EXERCISE AIM: Provide the data again in its entirety, exactly as given.

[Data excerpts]
|---|
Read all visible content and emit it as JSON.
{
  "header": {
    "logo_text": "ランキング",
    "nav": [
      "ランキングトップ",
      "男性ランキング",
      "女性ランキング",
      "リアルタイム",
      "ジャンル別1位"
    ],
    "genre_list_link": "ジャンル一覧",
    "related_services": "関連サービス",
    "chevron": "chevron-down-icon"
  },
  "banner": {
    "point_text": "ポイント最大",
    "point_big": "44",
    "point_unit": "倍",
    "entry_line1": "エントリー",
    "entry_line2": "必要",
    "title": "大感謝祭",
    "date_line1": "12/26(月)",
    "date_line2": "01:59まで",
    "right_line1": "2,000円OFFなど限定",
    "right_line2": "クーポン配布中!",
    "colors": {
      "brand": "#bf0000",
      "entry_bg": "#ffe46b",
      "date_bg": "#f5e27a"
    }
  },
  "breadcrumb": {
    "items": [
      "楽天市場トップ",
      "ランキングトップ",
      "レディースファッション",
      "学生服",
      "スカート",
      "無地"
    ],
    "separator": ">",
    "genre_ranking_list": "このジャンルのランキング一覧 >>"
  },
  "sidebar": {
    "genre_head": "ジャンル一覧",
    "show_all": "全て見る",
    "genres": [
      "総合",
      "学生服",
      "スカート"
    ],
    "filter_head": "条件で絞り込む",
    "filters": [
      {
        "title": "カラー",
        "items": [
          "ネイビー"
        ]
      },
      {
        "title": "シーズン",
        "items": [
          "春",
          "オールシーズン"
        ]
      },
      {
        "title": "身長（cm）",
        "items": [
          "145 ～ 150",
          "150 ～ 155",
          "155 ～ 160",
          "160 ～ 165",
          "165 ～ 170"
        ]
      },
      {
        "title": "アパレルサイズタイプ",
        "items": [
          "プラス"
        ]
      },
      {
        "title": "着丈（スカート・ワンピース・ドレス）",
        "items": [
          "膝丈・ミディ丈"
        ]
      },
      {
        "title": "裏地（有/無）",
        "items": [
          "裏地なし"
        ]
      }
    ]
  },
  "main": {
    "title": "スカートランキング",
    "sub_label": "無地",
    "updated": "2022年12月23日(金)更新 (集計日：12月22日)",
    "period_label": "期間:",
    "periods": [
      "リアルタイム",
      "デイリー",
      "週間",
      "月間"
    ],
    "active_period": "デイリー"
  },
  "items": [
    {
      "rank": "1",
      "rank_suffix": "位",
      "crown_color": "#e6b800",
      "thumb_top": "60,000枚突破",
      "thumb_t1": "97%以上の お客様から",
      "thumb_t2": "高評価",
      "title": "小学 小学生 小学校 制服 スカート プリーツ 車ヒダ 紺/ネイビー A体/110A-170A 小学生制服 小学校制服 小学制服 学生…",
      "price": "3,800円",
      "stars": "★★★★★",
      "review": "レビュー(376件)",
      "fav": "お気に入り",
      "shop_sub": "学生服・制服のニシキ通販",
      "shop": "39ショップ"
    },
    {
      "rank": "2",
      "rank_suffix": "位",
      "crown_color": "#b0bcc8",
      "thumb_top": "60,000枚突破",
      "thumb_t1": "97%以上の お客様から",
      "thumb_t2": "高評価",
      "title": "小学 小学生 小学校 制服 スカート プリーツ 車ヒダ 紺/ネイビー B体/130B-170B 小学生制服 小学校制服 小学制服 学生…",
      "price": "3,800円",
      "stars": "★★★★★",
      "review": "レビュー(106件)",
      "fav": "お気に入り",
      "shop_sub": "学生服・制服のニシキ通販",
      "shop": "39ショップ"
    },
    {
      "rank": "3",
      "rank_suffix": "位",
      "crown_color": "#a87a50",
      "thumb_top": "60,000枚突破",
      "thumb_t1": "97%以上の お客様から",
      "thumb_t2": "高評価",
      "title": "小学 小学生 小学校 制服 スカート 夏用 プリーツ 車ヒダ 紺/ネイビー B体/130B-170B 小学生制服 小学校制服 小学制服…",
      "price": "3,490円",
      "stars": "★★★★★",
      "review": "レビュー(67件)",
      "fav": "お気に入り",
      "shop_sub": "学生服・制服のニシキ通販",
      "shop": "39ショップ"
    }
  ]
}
|---|
WORKED ANSWER:
Read all visible content and emit it as JSON.
{
  "header": {
    "logo_text": "ランキング",
    "nav": [
      "ランキングトップ",
      "男性ランキング",
      "女性ランキング",
      "リアルタイム",
      "ジャンル別1位"
    ],
    "genre_list_link": "ジャンル一覧",
    "related_services": "関連サービス",
    "chevron": "chevron-down-icon"
  },
  "banner": {
    "point_text": "ポイント最大",
    "point_big": "44",
    "point_unit": "倍",
    "entry_line1": "エントリー",
    "entry_line2": "必要",
    "title": "大感謝祭",
    "date_line1": "12/26(月)",
    "date_line2": "01:59まで",
    "right_line1": "2,000円OFFなど限定",
    "right_line2": "クーポン配布中!",
    "colors": {
      "brand": "#bf0000",
      "entry_bg": "#ffe46b",
      "date_bg": "#f5e27a"
    }
  },
  "breadcrumb": {
    "items": [
      "楽天市場トップ",
      "ランキングトップ",
      "レディースファッション",
      "学生服",
      "スカート",
      "無地"
    ],
    "separator": ">",
    "genre_ranking_list": "このジャンルのランキング一覧 >>"
  },
  "sidebar": {
    "genre_head": "ジャンル一覧",
    "show_all": "全て見る",
    "genres": [
      "総合",
      "学生服",
      "スカート"
    ],
    "filter_head": "条件で絞り込む",
    "filters": [
      {
        "title": "カラー",
        "items": [
          "ネイビー"
        ]
      },
      {
        "title": "シーズン",
        "items": [
          "春",
          "オールシーズン"
        ]
      },
      {
        "title": "身長（cm）",
        "items": [
          "145 ～ 150",
          "150 ～ 155",
          "155 ～ 160",
          "160 ～ 165",
          "165 ～ 170"
        ]
      },
      {
        "title": "アパレルサイズタイプ",
        "items": [
          "プラス"
        ]
      },
      {
        "title": "着丈（スカート・ワンピース・ドレス）",
        "items": [
          "膝丈・ミディ丈"
        ]
      },
      {
        "title": "裏地（有/無）",
        "items": [
          "裏地なし"
        ]
      }
    ]
  },
  "main": {
    "title": "スカートランキング",
    "sub_label": "無地",
    "updated": "2022年12月23日(金)更新 (集計日：12月22日)",
    "period_label": "期間:",
    "periods": [
      "リアルタイム",
      "デイリー",
      "週間",
      "月間"
    ],
    "active_period": "デイリー"
  },
  "items": [
    {
      "rank": "1",
      "rank_suffix": "位",
      "crown_color": "#e6b800",
      "thumb_top": "60,000枚突破",
      "thumb_t1": "97%以上の お客様から",
      "thumb_t2": "高評価",
      "title": "小学 小学生 小学校 制服 スカート プリーツ 車ヒダ 紺/ネイビー A体/110A-170A 小学生制服 小学校制服 小学制服 学生…",
      "price": "3,800円",
      "stars": "★★★★★",
      "review": "レビュー(376件)",
      "fav": "お気に入り",
      "shop_sub": "学生服・制服のニシキ通販",
      "shop": "39ショップ"
    },
    {
      "rank": "2",
      "rank_suffix": "位",
      "crown_color": "#b0bcc8",
      "thumb_top": "60,000枚突破",
      "thumb_t1": "97%以上の お客様から",
      "thumb_t2": "高評価",
      "title": "小学 小学生 小学校 制服 スカート プリーツ 車ヒダ 紺/ネイビー B体/130B-170B 小学生制服 小学校制服 小学制服 学生…",
      "price": "3,800円",
      "stars": "★★★★★",
      "review": "レビュー(106件)",
      "fav": "お気に入り",
      "shop_sub": "学生服・制服のニシキ通販",
      "shop": "39ショップ"
    },
    {
      "rank": "3",
      "rank_suffix": "位",
      "crown_color": "#a87a50",
      "thumb_top": "60,000枚突破",
      "thumb_t1": "97%以上の お客様から",
      "thumb_t2": "高評価",
      "title": "小学 小学生 小学校 制服 スカート 夏用 プリーツ 車ヒダ 紺/ネイビー B体/130B-170B 小学生制服 小学校制服 小学制服…",
      "price": "3,490円",
      "stars": "★★★★★",
      "review": "レビュー(67件)",
      "fav": "お気に入り",
      "shop_sub": "学生服・制服のニシキ通販",
      "shop": "39ショップ"
    }
  ]
}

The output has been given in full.